(Stored items from a collection)
────────

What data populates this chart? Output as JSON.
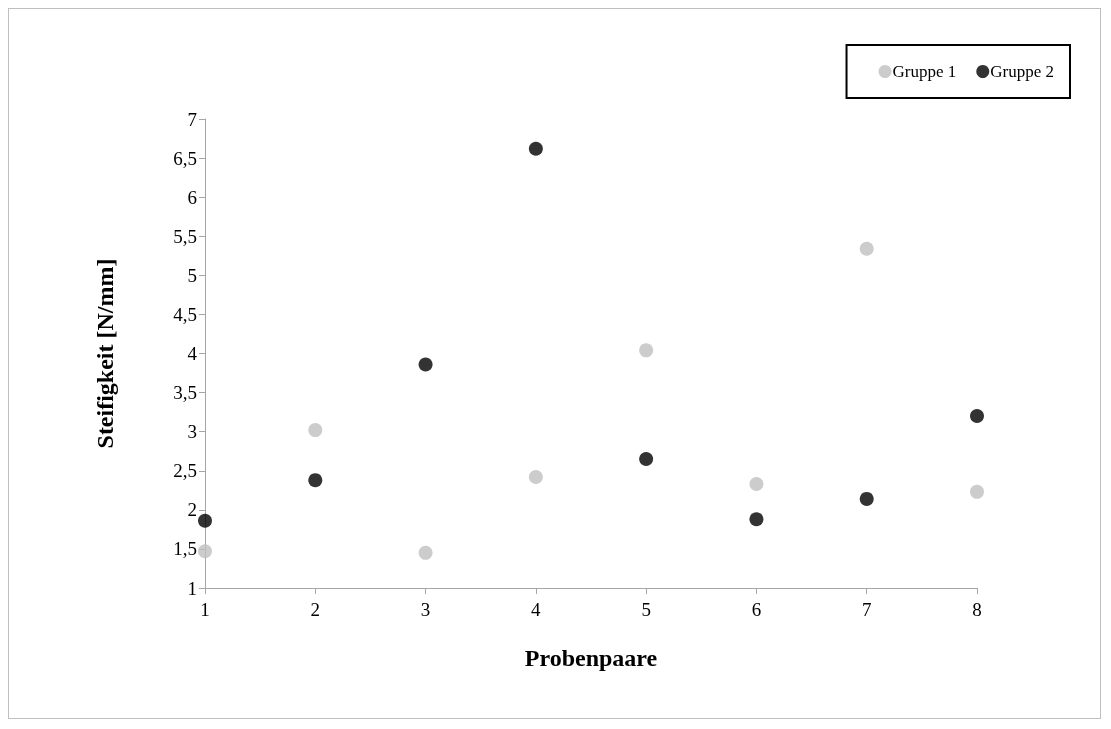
{
  "chart_data": {
    "type": "scatter",
    "xlabel": "Probenpaare",
    "ylabel": "Steifigkeit [N/mm]",
    "x": [
      1,
      2,
      3,
      4,
      5,
      6,
      7,
      8
    ],
    "series": [
      {
        "name": "Gruppe 1",
        "color": "#bfbfbf",
        "values": [
          1.47,
          3.02,
          1.45,
          2.42,
          4.04,
          2.33,
          5.34,
          2.23
        ]
      },
      {
        "name": "Gruppe 2",
        "color": "#000000",
        "values": [
          1.86,
          2.38,
          3.86,
          6.62,
          2.65,
          1.88,
          2.14,
          3.2
        ]
      }
    ],
    "xlim": [
      1,
      8
    ],
    "xticks": [
      1,
      2,
      3,
      4,
      5,
      6,
      7,
      8
    ],
    "ylim": [
      1,
      7
    ],
    "yticks": [
      1,
      {
        "value": 1.5,
        "label": "1,5"
      },
      2,
      {
        "value": 2.5,
        "label": "2,5"
      },
      3,
      {
        "value": 3.5,
        "label": "3,5"
      },
      4,
      {
        "value": 4.5,
        "label": "4,5"
      },
      5,
      {
        "value": 5.5,
        "label": "5,5"
      },
      6,
      {
        "value": 6.5,
        "label": "6,5"
      },
      7
    ],
    "grid": false,
    "legend": "top right",
    "marker": "circle"
  }
}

────────

### REQUIRED WORK:
Leave the pictures out and output the rest of the listing exactly.

### TASK SOLUTION:
What data populates this chart? Output as JSON.
{
  "chart_data": {
    "type": "scatter",
    "xlabel": "Probenpaare",
    "ylabel": "Steifigkeit [N/mm]",
    "x": [
      1,
      2,
      3,
      4,
      5,
      6,
      7,
      8
    ],
    "series": [
      {
        "name": "Gruppe 1",
        "color": "#bfbfbf",
        "values": [
          1.47,
          3.02,
          1.45,
          2.42,
          4.04,
          2.33,
          5.34,
          2.23
        ]
      },
      {
        "name": "Gruppe 2",
        "color": "#000000",
        "values": [
          1.86,
          2.38,
          3.86,
          6.62,
          2.65,
          1.88,
          2.14,
          3.2
        ]
      }
    ],
    "xlim": [
      1,
      8
    ],
    "xticks": [
      1,
      2,
      3,
      4,
      5,
      6,
      7,
      8
    ],
    "ylim": [
      1,
      7
    ],
    "yticks": [
      1,
      {
        "value": 1.5,
        "label": "1,5"
      },
      2,
      {
        "value": 2.5,
        "label": "2,5"
      },
      3,
      {
        "value": 3.5,
        "label": "3,5"
      },
      4,
      {
        "value": 4.5,
        "label": "4,5"
      },
      5,
      {
        "value": 5.5,
        "label": "5,5"
      },
      6,
      {
        "value": 6.5,
        "label": "6,5"
      },
      7
    ],
    "grid": false,
    "legend": "top right",
    "marker": "circle"
  }
}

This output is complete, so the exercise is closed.